::: Fragmento para leer

El amor como razón de Estado
Dicen que nadie elige dónde nace, pero sí dónde se arraiga. Yo no tengo razones para no amar a Costa Rica; tengo hijos, nietos y sobrinos que llevan su geografía en la sangre. Tengo amigos que son hermanos, de esos que no necesitan la misma madre para reconocerse en la lealtad. Tengo la memoria de un primer amor que olía a pintura, lienzos y a trementina, y el recuerdo de otros amoríos, fugaces pero profundos, que me enseñaron los recovecos del deseo, desde México a Chile.
Fue allí donde mi juventud dejó de ser una promesa y se convirtió en este hombre que ahora, educa y ama, habla de Chomsky y escribe. Me hice adulto mientras América Central era una herida abierta, un cuerpo convulsionado. Y en medio de ese temblor, Costa Rica me entregó un ancla, un valor que se volvió brújula: la terca, porfiada, indispensable manía de la democracia.
Desde el balcón de esa pequeña nación, vi sangrar al continente. De Panamá a México, un reguero de pólvora y esperanzas. La realidad centroamericana se me metió en el cuerpo, a veces con el frío del miedo pegado a los huesos, y aprendí a quererla entera, rota, sucia, llena de polvo y todo, como se quiere a lo propio.
Fue Juan Bosch, ya en el umbral de su vida, quien me señaló el mapa. Su voz, una madera vieja y sabia: “Vete. Vete José Manuel de este país y algún día, aunque yo ya no esté para oírlo, me lo vas a agradecer”. El profesor fue profético y no se equivocaba. A él le debo esta cordura democrática que a veces, en otros lares, parece simple terquedad.

::::::
::: Contenido del conjunto

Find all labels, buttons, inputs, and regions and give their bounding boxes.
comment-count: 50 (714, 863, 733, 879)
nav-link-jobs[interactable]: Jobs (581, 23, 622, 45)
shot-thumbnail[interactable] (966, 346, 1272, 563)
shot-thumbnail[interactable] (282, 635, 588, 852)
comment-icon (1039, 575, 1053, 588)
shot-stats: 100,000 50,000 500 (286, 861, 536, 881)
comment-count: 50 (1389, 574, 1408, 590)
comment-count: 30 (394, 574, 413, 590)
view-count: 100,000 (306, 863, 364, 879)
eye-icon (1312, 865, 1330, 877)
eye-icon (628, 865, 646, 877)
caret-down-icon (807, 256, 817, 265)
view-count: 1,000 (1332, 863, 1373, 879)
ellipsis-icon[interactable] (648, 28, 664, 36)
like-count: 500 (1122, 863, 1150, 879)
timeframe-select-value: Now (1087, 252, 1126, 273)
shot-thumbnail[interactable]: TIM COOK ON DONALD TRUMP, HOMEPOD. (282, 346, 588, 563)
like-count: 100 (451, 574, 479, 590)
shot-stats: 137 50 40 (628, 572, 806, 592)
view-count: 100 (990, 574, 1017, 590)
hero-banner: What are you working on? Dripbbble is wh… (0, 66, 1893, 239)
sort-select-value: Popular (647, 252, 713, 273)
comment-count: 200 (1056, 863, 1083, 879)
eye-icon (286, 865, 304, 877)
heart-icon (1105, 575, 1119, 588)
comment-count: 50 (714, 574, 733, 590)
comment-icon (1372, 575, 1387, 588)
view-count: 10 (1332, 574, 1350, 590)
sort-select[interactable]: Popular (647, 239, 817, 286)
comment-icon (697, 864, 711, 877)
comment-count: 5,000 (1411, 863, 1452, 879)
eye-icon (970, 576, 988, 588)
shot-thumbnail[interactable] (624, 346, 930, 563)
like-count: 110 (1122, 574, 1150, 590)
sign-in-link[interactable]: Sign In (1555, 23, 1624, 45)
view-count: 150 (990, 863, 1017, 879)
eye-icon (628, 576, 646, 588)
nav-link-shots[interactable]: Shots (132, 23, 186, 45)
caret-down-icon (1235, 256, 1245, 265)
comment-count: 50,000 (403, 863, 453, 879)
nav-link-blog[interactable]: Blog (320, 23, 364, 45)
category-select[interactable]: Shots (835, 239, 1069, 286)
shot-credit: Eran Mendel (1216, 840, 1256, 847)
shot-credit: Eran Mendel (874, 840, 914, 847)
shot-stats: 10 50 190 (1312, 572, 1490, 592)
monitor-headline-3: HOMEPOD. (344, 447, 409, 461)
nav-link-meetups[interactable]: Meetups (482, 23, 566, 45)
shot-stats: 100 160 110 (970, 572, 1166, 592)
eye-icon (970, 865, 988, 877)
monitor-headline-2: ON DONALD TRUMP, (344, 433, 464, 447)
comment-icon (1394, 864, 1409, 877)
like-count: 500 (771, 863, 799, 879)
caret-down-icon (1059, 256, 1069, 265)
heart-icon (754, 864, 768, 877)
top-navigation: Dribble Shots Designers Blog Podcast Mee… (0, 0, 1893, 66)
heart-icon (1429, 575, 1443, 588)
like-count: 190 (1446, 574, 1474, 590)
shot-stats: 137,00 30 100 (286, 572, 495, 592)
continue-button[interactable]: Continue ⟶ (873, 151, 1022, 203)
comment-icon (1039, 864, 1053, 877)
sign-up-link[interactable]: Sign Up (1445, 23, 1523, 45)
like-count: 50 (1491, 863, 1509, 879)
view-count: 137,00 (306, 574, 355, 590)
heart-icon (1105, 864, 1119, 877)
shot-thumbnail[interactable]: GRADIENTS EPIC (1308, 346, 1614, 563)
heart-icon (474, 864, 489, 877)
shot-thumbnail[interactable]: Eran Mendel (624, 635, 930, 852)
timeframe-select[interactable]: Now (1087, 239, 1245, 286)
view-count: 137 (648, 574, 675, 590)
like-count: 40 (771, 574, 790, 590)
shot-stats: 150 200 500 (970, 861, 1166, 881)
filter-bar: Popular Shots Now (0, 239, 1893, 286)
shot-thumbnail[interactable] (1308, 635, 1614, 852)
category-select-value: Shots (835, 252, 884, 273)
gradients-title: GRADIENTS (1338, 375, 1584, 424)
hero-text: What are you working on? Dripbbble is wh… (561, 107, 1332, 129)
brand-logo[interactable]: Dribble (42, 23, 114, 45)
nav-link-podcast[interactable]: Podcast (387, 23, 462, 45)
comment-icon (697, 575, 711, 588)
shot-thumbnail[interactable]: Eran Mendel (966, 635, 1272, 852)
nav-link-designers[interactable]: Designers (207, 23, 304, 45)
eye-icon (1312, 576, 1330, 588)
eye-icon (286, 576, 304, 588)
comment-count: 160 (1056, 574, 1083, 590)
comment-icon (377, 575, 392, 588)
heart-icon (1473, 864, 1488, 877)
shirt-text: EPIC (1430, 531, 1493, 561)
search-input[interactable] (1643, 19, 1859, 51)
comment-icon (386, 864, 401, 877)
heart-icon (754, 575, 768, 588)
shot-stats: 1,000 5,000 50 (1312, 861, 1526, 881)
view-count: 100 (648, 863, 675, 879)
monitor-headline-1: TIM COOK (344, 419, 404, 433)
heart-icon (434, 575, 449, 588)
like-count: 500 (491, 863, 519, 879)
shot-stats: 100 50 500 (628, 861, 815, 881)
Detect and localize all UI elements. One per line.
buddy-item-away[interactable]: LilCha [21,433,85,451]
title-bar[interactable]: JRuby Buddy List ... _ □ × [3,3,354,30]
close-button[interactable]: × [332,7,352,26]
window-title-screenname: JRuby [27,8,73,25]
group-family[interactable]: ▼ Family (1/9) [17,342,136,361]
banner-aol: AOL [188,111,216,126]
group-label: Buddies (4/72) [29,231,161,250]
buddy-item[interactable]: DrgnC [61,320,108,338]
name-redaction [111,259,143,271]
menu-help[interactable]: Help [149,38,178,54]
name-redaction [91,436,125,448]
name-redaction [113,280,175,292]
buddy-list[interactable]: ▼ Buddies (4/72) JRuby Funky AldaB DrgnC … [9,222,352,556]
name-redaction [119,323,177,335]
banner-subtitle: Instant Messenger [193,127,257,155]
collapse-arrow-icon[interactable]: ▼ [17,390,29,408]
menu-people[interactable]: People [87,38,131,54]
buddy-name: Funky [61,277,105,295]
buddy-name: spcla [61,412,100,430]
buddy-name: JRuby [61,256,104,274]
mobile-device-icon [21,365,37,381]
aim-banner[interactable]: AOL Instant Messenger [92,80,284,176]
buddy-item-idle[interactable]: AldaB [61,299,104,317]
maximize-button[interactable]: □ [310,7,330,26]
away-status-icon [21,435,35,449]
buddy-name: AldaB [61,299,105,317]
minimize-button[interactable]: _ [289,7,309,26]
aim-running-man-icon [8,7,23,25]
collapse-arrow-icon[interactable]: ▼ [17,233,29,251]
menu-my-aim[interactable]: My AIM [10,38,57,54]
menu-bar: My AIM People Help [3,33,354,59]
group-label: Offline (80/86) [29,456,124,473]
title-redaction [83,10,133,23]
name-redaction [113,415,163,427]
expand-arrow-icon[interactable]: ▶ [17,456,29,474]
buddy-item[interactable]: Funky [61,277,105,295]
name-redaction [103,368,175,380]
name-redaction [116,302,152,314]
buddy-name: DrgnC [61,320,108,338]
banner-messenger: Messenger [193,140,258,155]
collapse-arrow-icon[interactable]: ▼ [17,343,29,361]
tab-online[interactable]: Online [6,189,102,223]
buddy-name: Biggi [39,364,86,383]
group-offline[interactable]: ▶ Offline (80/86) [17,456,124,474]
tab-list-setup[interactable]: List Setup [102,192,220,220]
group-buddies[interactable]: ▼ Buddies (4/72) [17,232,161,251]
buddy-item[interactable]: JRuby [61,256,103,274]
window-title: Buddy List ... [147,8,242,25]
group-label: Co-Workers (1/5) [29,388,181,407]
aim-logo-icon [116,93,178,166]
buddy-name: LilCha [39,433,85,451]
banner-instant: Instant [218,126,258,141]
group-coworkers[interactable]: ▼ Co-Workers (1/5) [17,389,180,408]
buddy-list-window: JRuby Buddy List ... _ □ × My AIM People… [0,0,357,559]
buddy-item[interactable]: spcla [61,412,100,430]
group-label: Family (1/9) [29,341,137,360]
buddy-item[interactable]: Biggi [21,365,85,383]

::::::

Tarea escrita 1:
Reproduce literalmente el pasaje del fragmento sobre Costa Rica que comienza en "Fue Juan Bosch, ya" y termina en "parece simple terquedad.".
Tarea escrita 2:
Actualiza las filas de los listados de regiones y etiquetas, comenzando en la primera y terminando en la que contiene "comment-count: 200 (1056, 863, 1083, 879)", ambas incluidas. Sustituye "view-count" por "visit-count" y deja todo lo demás igual.

Respuesta correcta 1:
Fue Juan Bosch, ya en el umbral de su vida, quien me señaló el mapa. Su voz, una madera vieja y sabia: “Vete. Vete José Manuel de este país y algún día, aunque yo ya no esté para oírlo, me lo vas a agradecer”. El profesor fue profético y no se equivocaba. A él le debo esta cordura democrática que a veces, en otros lares, parece simple terquedad.

Respuesta correcta 2:
Find all labels, buttons, inputs, and regions and give their bounding boxes.
comment-count: 50 (714, 863, 733, 879)
nav-link-jobs[interactable]: Jobs (581, 23, 622, 45)
shot-thumbnail[interactable] (966, 346, 1272, 563)
shot-thumbnail[interactable] (282, 635, 588, 852)
comment-icon (1039, 575, 1053, 588)
shot-stats: 100,000 50,000 500 (286, 861, 536, 881)
comment-count: 50 (1389, 574, 1408, 590)
comment-count: 30 (394, 574, 413, 590)
visit-count: 100,000 (306, 863, 364, 879)
eye-icon (1312, 865, 1330, 877)
eye-icon (628, 865, 646, 877)
caret-down-icon (807, 256, 817, 265)
visit-count: 1,000 (1332, 863, 1373, 879)
ellipsis-icon[interactable] (648, 28, 664, 36)
like-count: 500 (1122, 863, 1150, 879)
timeframe-select-value: Now (1087, 252, 1126, 273)
shot-thumbnail[interactable]: TIM COOK ON DONALD TRUMP, HOMEPOD. (282, 346, 588, 563)
like-count: 100 (451, 574, 479, 590)
shot-stats: 137 50 40 (628, 572, 806, 592)
visit-count: 100 (990, 574, 1017, 590)
hero-banner: What are you working on? Dripbbble is wh… (0, 66, 1893, 239)
sort-select-value: Popular (647, 252, 713, 273)
comment-count: 200 (1056, 863, 1083, 879)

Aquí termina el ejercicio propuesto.